● **Exercise instructions**: Each record is to be printed again precisely as it reads.

════════════════════

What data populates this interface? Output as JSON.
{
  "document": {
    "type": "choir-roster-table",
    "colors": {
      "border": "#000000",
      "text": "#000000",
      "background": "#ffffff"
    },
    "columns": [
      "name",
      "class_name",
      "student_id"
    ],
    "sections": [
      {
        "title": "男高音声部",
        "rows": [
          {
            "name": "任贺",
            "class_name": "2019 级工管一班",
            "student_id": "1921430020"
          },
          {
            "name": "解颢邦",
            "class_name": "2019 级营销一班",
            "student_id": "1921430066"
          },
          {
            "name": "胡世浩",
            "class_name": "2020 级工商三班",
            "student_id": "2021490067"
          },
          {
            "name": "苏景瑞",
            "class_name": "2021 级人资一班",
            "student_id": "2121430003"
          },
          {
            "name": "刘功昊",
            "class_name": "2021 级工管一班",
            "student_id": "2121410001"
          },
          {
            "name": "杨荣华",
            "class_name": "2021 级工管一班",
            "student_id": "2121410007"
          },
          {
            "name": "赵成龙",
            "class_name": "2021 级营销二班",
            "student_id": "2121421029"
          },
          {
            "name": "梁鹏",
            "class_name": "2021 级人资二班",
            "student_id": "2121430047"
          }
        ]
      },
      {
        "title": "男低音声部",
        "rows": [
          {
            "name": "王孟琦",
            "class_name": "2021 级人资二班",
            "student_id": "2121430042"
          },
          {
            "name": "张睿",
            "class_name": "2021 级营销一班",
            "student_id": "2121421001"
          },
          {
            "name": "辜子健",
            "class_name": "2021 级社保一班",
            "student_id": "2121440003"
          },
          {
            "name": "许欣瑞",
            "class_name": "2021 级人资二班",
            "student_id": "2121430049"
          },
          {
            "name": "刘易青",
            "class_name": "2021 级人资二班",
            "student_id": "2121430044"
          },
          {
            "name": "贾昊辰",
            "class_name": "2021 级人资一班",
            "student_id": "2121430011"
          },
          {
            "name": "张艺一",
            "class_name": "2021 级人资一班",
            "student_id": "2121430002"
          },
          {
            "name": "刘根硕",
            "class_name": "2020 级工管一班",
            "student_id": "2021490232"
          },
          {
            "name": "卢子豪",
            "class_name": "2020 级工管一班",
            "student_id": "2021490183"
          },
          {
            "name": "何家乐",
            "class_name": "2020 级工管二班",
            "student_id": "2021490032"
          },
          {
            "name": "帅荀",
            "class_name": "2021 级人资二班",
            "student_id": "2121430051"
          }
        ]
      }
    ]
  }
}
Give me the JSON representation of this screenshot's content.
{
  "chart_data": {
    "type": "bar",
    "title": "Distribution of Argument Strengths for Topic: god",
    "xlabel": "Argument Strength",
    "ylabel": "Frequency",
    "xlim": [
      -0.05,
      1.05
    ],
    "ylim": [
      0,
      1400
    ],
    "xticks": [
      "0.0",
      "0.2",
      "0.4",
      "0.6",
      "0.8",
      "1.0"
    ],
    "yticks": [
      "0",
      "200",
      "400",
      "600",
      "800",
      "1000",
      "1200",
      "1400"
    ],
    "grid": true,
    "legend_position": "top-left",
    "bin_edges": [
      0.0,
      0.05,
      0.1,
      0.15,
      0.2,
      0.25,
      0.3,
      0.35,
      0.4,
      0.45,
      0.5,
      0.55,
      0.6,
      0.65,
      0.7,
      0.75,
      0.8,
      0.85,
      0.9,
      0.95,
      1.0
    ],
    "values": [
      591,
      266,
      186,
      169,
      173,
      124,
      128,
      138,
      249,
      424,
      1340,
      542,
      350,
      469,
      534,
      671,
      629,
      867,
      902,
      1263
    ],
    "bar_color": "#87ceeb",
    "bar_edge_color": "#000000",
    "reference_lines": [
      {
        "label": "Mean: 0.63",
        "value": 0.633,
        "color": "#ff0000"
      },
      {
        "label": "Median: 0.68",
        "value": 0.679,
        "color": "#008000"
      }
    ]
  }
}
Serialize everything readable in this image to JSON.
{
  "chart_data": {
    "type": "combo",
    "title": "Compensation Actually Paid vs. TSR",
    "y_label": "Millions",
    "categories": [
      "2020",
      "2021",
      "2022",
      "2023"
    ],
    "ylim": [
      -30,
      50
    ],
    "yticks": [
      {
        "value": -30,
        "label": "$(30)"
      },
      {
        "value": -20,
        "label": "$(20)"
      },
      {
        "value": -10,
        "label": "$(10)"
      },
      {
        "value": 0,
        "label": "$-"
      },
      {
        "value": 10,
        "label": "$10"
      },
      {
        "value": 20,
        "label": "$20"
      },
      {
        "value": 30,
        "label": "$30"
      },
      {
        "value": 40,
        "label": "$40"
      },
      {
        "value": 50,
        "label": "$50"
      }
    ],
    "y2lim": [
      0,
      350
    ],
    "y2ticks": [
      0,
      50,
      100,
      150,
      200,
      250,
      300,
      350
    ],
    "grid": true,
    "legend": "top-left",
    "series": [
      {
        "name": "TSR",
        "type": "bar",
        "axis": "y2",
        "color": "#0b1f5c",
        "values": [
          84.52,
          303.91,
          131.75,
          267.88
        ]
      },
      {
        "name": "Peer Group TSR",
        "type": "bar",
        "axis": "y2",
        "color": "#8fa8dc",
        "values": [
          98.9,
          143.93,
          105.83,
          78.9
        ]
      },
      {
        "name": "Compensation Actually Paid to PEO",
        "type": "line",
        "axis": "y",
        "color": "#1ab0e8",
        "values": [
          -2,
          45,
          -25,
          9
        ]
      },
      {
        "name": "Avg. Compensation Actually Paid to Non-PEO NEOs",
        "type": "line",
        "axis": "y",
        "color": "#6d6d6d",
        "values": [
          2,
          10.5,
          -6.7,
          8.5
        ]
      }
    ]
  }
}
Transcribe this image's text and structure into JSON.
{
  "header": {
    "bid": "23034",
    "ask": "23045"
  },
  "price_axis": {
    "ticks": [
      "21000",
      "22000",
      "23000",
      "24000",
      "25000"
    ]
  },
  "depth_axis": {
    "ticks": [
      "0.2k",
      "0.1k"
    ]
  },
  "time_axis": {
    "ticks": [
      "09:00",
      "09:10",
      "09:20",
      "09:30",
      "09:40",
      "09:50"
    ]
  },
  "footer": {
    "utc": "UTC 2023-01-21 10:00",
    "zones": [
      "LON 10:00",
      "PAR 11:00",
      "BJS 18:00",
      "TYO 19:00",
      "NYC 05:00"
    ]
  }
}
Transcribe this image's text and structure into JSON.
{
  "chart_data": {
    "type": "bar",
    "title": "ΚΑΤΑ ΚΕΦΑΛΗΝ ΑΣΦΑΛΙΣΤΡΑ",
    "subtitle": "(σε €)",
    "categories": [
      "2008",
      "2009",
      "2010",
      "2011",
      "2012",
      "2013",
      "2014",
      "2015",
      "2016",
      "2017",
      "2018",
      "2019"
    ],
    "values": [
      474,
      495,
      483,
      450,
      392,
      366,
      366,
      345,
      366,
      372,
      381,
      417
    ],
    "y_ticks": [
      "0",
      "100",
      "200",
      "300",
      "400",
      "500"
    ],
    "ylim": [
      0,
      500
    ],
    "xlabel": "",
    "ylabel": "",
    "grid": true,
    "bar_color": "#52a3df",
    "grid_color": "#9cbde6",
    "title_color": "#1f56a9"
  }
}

════════════════════

● **Reply to the exercise**:
What data populates this interface? Output as JSON.
{
  "document": {
    "type": "choir-roster-table",
    "colors": {
      "border": "#000000",
      "text": "#000000",
      "background": "#ffffff"
    },
    "columns": [
      "name",
      "class_name",
      "student_id"
    ],
    "sections": [
      {
        "title": "男高音声部",
        "rows": [
          {
            "name": "任贺",
            "class_name": "2019 级工管一班",
            "student_id": "1921430020"
          },
          {
            "name": "解颢邦",
            "class_name": "2019 级营销一班",
            "student_id": "1921430066"
          },
          {
            "name": "胡世浩",
            "class_name": "2020 级工商三班",
            "student_id": "2021490067"
          },
          {
            "name": "苏景瑞",
            "class_name": "2021 级人资一班",
            "student_id": "2121430003"
          },
          {
            "name": "刘功昊",
            "class_name": "2021 级工管一班",
            "student_id": "2121410001"
          },
          {
            "name": "杨荣华",
            "class_name": "2021 级工管一班",
            "student_id": "2121410007"
          },
          {
            "name": "赵成龙",
            "class_name": "2021 级营销二班",
            "student_id": "2121421029"
          },
          {
            "name": "梁鹏",
            "class_name": "2021 级人资二班",
            "student_id": "2121430047"
          }
        ]
      },
      {
        "title": "男低音声部",
        "rows": [
          {
            "name": "王孟琦",
            "class_name": "2021 级人资二班",
            "student_id": "2121430042"
          },
          {
            "name": "张睿",
            "class_name": "2021 级营销一班",
            "student_id": "2121421001"
          },
          {
            "name": "辜子健",
            "class_name": "2021 级社保一班",
            "student_id": "2121440003"
          },
          {
            "name": "许欣瑞",
            "class_name": "2021 级人资二班",
            "student_id": "2121430049"
          },
          {
            "name": "刘易青",
            "class_name": "2021 级人资二班",
            "student_id": "2121430044"
          },
          {
            "name": "贾昊辰",
            "class_name": "2021 级人资一班",
            "student_id": "2121430011"
          },
          {
            "name": "张艺一",
            "class_name": "2021 级人资一班",
            "student_id": "2121430002"
          },
          {
            "name": "刘根硕",
            "class_name": "2020 级工管一班",
            "student_id": "2021490232"
          },
          {
            "name": "卢子豪",
            "class_name": "2020 级工管一班",
            "student_id": "2021490183"
          },
          {
            "name": "何家乐",
            "class_name": "2020 级工管二班",
            "student_id": "2021490032"
          },
          {
            "name": "帅荀",
            "class_name": "2021 级人资二班",
            "student_id": "2121430051"
          }
        ]
      }
    ]
  }
}
Give me the JSON representation of this screenshot's content.
{
  "chart_data": {
    "type": "bar",
    "title": "Distribution of Argument Strengths for Topic: god",
    "xlabel": "Argument Strength",
    "ylabel": "Frequency",
    "xlim": [
      -0.05,
      1.05
    ],
    "ylim": [
      0,
      1400
    ],
    "xticks": [
      "0.0",
      "0.2",
      "0.4",
      "0.6",
      "0.8",
      "1.0"
    ],
    "yticks": [
      "0",
      "200",
      "400",
      "600",
      "800",
      "1000",
      "1200",
      "1400"
    ],
    "grid": true,
    "legend_position": "top-left",
    "bin_edges": [
      0.0,
      0.05,
      0.1,
      0.15,
      0.2,
      0.25,
      0.3,
      0.35,
      0.4,
      0.45,
      0.5,
      0.55,
      0.6,
      0.65,
      0.7,
      0.75,
      0.8,
      0.85,
      0.9,
      0.95,
      1.0
    ],
    "values": [
      591,
      266,
      186,
      169,
      173,
      124,
      128,
      138,
      249,
      424,
      1340,
      542,
      350,
      469,
      534,
      671,
      629,
      867,
      902,
      1263
    ],
    "bar_color": "#87ceeb",
    "bar_edge_color": "#000000",
    "reference_lines": [
      {
        "label": "Mean: 0.63",
        "value": 0.633,
        "color": "#ff0000"
      },
      {
        "label": "Median: 0.68",
        "value": 0.679,
        "color": "#008000"
      }
    ]
  }
}
Serialize everything readable in this image to JSON.
{
  "chart_data": {
    "type": "combo",
    "title": "Compensation Actually Paid vs. TSR",
    "y_label": "Millions",
    "categories": [
      "2020",
      "2021",
      "2022",
      "2023"
    ],
    "ylim": [
      -30,
      50
    ],
    "yticks": [
      {
        "value": -30,
        "label": "$(30)"
      },
      {
        "value": -20,
        "label": "$(20)"
      },
      {
        "value": -10,
        "label": "$(10)"
      },
      {
        "value": 0,
        "label": "$-"
      },
      {
        "value": 10,
        "label": "$10"
      },
      {
        "value": 20,
        "label": "$20"
      },
      {
        "value": 30,
        "label": "$30"
      },
      {
        "value": 40,
        "label": "$40"
      },
      {
        "value": 50,
        "label": "$50"
      }
    ],
    "y2lim": [
      0,
      350
    ],
    "y2ticks": [
      0,
      50,
      100,
      150,
      200,
      250,
      300,
      350
    ],
    "grid": true,
    "legend": "top-left",
    "series": [
      {
        "name": "TSR",
        "type": "bar",
        "axis": "y2",
        "color": "#0b1f5c",
        "values": [
          84.52,
          303.91,
          131.75,
          267.88
        ]
      },
      {
        "name": "Peer Group TSR",
        "type": "bar",
        "axis": "y2",
        "color": "#8fa8dc",
        "values": [
          98.9,
          143.93,
          105.83,
          78.9
        ]
      },
      {
        "name": "Compensation Actually Paid to PEO",
        "type": "line",
        "axis": "y",
        "color": "#1ab0e8",
        "values": [
          -2,
          45,
          -25,
          9
        ]
      },
      {
        "name": "Avg. Compensation Actually Paid to Non-PEO NEOs",
        "type": "line",
        "axis": "y",
        "color": "#6d6d6d",
        "values": [
          2,
          10.5,
          -6.7,
          8.5
        ]
      }
    ]
  }
}
Transcribe this image's text and structure into JSON.
{
  "header": {
    "bid": "23034",
    "ask": "23045"
  },
  "price_axis": {
    "ticks": [
      "21000",
      "22000",
      "23000",
      "24000",
      "25000"
    ]
  },
  "depth_axis": {
    "ticks": [
      "0.2k",
      "0.1k"
    ]
  },
  "time_axis": {
    "ticks": [
      "09:00",
      "09:10",
      "09:20",
      "09:30",
      "09:40",
      "09:50"
    ]
  },
  "footer": {
    "utc": "UTC 2023-01-21 10:00",
    "zones": [
      "LON 10:00",
      "PAR 11:00",
      "BJS 18:00",
      "TYO 19:00",
      "NYC 05:00"
    ]
  }
}
Transcribe this image's text and structure into JSON.
{
  "chart_data": {
    "type": "bar",
    "title": "ΚΑΤΑ ΚΕΦΑΛΗΝ ΑΣΦΑΛΙΣΤΡΑ",
    "subtitle": "(σε €)",
    "categories": [
      "2008",
      "2009",
      "2010",
      "2011",
      "2012",
      "2013",
      "2014",
      "2015",
      "2016",
      "2017",
      "2018",
      "2019"
    ],
    "values": [
      474,
      495,
      483,
      450,
      392,
      366,
      366,
      345,
      366,
      372,
      381,
      417
    ],
    "y_ticks": [
      "0",
      "100",
      "200",
      "300",
      "400",
      "500"
    ],
    "ylim": [
      0,
      500
    ],
    "xlabel": "",
    "ylabel": "",
    "grid": true,
    "bar_color": "#52a3df",
    "grid_color": "#9cbde6",
    "title_color": "#1f56a9"
  }
}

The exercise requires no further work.